WHAT THE TASK REQUIRES: Gather all lines from the material that contain "JSON".

[start of DATA TO USE]

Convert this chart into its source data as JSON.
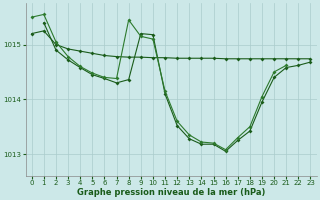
{
  "background_color": "#cce8e8",
  "grid_color": "#aacccc",
  "line_color1": "#1a5c1a",
  "line_color2": "#2d7a2d",
  "xlabel": "Graphe pression niveau de la mer (hPa)",
  "xlim": [
    -0.5,
    23.5
  ],
  "ylim": [
    1012.6,
    1015.75
  ],
  "yticks": [
    1013,
    1014,
    1015
  ],
  "xticks": [
    0,
    1,
    2,
    3,
    4,
    5,
    6,
    7,
    8,
    9,
    10,
    11,
    12,
    13,
    14,
    15,
    16,
    17,
    18,
    19,
    20,
    21,
    22,
    23
  ],
  "s1_x": [
    0,
    1,
    2,
    3,
    4,
    5,
    6,
    7,
    8,
    9,
    10,
    11,
    12,
    13,
    14,
    15,
    16,
    17,
    18,
    19,
    20,
    21,
    22,
    23
  ],
  "s1_y": [
    1015.2,
    1015.25,
    1015.0,
    1014.92,
    1014.88,
    1014.84,
    1014.8,
    1014.78,
    1014.77,
    1014.77,
    1014.76,
    1014.76,
    1014.75,
    1014.75,
    1014.75,
    1014.75,
    1014.74,
    1014.74,
    1014.74,
    1014.74,
    1014.74,
    1014.74,
    1014.74,
    1014.74
  ],
  "s2_x": [
    0,
    1,
    2,
    3,
    4,
    5,
    6,
    7,
    8,
    9,
    10,
    11,
    12,
    13,
    14,
    15,
    16,
    17,
    18,
    19,
    20,
    21
  ],
  "s2_y": [
    1015.5,
    1015.55,
    1015.05,
    1014.78,
    1014.6,
    1014.48,
    1014.4,
    1014.38,
    1015.45,
    1015.15,
    1015.1,
    1014.15,
    1013.6,
    1013.35,
    1013.22,
    1013.2,
    1013.08,
    1013.3,
    1013.5,
    1014.05,
    1014.5,
    1014.62
  ],
  "s3_x": [
    1,
    2,
    3,
    4,
    5,
    6,
    7,
    8,
    9,
    10,
    11,
    12,
    13,
    14,
    15,
    16,
    17,
    18,
    19,
    20,
    21,
    22,
    23
  ],
  "s3_y": [
    1015.4,
    1014.9,
    1014.72,
    1014.58,
    1014.45,
    1014.38,
    1014.3,
    1014.36,
    1015.2,
    1015.18,
    1014.1,
    1013.52,
    1013.28,
    1013.18,
    1013.18,
    1013.05,
    1013.25,
    1013.42,
    1013.95,
    1014.4,
    1014.58,
    1014.62,
    1014.68
  ]
}
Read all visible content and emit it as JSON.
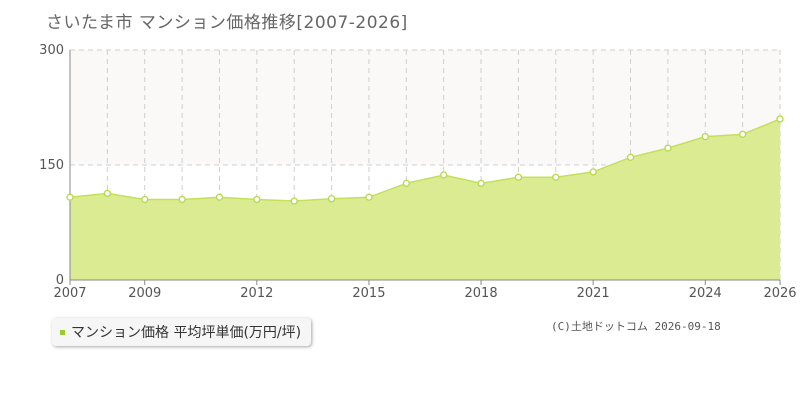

[end of DATA TO USE]

ANSWER TO THIS EXERCISE:
Convert this chart into its source data as JSON.
Read all visible content and emit it as JSON.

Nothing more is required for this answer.